Data items
● ● ● ● ●
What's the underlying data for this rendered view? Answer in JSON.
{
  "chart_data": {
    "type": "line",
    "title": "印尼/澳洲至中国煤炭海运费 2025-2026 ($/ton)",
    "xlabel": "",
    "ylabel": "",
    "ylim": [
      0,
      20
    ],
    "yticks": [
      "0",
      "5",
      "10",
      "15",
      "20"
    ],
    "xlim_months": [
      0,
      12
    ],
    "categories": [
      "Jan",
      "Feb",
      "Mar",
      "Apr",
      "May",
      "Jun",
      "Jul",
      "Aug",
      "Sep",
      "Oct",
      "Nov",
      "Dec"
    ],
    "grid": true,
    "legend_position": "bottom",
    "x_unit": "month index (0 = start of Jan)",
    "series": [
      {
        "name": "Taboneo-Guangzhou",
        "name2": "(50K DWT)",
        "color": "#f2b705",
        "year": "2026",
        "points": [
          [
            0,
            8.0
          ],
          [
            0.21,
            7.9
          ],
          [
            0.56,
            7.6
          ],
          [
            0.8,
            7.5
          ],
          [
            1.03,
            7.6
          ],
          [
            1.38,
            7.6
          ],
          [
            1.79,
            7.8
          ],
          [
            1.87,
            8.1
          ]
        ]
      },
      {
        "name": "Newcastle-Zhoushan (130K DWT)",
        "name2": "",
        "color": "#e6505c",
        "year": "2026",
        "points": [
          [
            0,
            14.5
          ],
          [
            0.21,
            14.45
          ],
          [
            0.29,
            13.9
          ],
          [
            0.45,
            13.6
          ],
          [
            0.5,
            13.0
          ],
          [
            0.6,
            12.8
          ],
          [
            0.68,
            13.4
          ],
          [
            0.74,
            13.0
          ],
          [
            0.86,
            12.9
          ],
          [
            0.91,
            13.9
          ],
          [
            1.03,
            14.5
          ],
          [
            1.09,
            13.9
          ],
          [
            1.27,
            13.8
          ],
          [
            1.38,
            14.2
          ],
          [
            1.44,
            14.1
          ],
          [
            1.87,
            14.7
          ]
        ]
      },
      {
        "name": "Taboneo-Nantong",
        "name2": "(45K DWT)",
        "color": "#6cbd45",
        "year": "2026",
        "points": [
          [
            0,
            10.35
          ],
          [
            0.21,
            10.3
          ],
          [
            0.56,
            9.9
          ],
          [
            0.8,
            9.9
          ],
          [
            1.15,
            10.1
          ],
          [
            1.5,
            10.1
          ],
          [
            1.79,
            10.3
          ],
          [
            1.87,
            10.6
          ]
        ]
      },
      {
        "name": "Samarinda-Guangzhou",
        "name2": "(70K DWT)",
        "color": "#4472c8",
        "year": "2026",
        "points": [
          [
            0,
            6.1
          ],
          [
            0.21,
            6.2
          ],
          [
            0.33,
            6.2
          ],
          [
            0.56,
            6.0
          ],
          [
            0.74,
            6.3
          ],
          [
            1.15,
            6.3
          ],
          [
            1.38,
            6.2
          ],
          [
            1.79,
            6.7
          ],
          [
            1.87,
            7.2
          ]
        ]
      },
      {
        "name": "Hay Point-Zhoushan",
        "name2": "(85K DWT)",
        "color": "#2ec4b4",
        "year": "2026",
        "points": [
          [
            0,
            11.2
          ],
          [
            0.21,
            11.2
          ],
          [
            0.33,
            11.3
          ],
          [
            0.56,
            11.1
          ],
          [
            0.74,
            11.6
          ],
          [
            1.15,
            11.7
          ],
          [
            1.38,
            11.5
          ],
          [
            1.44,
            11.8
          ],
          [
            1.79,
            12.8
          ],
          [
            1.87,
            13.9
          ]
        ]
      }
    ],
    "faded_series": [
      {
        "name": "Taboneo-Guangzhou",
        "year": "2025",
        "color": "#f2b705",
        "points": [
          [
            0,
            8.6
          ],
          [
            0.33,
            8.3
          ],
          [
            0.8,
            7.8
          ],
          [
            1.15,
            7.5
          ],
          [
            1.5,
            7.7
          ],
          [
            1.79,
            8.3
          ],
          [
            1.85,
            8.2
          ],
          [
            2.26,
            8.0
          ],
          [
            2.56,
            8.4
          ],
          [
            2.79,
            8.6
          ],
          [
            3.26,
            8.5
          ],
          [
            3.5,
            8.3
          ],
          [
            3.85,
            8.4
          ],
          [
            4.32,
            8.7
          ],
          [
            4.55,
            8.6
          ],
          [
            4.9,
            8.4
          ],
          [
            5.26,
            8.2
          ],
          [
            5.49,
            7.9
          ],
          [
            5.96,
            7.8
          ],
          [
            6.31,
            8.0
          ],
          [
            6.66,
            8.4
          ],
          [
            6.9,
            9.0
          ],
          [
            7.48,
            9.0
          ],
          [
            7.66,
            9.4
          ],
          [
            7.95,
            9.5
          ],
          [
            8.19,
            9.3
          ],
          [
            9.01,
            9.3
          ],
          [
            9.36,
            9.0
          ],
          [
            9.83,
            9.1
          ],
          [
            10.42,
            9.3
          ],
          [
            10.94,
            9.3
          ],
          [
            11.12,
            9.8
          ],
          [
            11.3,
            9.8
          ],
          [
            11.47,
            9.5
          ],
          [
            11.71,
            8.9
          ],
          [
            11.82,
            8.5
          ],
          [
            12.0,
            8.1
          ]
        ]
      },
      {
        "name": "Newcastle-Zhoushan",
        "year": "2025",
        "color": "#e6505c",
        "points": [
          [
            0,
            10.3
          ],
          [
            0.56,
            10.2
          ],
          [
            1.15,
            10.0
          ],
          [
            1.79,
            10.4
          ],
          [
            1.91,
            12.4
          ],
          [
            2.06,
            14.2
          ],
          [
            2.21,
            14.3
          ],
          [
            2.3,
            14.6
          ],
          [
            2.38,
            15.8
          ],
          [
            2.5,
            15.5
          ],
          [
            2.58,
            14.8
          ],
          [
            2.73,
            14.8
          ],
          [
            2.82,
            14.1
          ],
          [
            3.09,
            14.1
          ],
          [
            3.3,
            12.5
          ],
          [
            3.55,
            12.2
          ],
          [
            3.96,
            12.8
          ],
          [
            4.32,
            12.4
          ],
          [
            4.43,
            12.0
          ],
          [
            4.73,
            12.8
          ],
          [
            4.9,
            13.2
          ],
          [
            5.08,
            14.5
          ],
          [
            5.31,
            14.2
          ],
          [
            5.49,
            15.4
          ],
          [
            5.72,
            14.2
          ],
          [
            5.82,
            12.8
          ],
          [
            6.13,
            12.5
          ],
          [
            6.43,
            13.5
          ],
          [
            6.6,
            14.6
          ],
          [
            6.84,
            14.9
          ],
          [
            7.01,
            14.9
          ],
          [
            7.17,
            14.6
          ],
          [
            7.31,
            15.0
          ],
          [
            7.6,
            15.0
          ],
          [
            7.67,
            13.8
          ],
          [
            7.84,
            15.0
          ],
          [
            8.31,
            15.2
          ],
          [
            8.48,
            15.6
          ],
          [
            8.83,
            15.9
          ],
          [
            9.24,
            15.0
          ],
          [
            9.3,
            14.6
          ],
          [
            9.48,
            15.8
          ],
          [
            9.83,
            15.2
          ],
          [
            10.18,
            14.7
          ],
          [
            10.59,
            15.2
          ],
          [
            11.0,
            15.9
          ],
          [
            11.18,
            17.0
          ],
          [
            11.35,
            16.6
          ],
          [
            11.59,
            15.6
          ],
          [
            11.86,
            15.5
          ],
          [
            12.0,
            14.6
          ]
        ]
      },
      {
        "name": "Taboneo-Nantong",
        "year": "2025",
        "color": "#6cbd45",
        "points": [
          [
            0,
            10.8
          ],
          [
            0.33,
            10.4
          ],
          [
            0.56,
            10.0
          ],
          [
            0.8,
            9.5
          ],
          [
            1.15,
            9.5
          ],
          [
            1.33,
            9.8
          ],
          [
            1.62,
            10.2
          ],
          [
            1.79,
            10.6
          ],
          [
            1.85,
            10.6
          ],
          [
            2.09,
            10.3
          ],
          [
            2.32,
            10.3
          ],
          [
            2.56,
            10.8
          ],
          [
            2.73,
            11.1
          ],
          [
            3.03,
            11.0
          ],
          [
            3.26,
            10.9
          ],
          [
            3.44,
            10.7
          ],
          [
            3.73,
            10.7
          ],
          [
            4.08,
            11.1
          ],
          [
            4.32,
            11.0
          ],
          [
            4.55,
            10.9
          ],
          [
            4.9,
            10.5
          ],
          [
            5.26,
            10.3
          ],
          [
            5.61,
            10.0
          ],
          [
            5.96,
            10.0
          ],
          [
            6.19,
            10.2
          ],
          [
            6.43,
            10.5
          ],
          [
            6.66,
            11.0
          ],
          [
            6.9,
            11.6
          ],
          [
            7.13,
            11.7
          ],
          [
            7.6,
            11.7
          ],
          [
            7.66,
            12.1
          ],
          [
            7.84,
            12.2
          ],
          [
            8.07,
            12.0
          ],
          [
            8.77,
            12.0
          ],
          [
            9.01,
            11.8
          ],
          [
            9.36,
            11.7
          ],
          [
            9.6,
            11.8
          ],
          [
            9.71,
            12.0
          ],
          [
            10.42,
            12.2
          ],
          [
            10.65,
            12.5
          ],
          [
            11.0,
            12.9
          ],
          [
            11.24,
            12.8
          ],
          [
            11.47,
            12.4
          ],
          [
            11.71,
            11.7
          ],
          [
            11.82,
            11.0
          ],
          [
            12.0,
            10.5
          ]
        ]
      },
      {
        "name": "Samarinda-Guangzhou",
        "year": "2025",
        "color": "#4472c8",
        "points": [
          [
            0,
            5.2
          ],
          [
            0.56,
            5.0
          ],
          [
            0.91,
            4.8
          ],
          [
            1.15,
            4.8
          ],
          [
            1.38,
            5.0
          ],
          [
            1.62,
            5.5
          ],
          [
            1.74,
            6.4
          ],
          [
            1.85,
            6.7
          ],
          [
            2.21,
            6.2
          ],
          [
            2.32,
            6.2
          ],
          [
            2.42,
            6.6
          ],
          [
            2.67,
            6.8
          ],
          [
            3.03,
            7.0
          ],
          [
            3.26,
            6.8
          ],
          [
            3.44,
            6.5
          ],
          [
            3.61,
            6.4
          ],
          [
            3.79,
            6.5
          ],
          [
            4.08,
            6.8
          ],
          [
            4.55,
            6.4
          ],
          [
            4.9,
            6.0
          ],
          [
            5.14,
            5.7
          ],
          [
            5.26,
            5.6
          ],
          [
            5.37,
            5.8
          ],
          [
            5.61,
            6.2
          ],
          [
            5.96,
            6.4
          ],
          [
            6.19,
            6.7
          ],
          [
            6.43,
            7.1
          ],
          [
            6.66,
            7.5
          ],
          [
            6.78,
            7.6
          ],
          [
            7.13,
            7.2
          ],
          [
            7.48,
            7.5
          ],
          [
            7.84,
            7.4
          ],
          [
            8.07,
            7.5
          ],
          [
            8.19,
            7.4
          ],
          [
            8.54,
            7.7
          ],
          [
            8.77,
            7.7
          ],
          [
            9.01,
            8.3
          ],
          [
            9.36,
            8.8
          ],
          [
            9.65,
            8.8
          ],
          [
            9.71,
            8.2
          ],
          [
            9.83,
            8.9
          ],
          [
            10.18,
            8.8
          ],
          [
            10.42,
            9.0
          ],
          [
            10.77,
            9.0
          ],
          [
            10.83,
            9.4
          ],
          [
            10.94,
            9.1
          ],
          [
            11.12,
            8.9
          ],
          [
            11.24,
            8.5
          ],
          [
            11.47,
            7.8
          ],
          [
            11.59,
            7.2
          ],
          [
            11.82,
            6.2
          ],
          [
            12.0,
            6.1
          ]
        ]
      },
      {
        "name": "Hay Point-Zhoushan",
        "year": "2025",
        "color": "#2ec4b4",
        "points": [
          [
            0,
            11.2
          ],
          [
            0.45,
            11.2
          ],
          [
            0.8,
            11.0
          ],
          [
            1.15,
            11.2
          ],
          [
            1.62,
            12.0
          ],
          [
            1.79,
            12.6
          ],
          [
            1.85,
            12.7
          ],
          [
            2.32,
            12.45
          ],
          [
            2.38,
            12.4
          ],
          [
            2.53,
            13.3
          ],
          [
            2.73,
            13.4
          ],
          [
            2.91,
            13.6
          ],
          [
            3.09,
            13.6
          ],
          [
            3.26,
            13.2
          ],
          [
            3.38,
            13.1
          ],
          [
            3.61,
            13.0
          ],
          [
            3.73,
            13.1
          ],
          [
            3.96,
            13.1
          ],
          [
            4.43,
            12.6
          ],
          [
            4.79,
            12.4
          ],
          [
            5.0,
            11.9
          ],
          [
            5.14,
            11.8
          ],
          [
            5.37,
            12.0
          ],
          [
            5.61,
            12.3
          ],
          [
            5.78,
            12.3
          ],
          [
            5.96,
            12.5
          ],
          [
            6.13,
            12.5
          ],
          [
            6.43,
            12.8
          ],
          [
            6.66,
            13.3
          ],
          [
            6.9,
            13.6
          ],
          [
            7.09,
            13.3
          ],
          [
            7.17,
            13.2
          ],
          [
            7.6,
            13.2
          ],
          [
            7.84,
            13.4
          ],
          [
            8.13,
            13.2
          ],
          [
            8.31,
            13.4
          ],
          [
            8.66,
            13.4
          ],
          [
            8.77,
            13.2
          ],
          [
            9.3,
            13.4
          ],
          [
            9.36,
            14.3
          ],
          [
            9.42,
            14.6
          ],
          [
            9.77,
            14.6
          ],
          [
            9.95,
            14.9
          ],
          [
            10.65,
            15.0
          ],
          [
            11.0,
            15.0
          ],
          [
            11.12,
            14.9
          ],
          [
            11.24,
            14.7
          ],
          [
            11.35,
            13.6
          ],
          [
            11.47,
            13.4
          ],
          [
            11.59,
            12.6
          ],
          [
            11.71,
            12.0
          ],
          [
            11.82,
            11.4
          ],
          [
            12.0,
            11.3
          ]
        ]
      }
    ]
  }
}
● ● ● ● ●
## Task instructions
Above are the records; copy every line in them that holds the word "Zhoushan".

## Solution to this task
        "name": "Newcastle-Zhoushan (130K DWT)",
        "name": "Hay Point-Zhoushan",
        "name": "Newcastle-Zhoushan",
        "name": "Hay Point-Zhoushan",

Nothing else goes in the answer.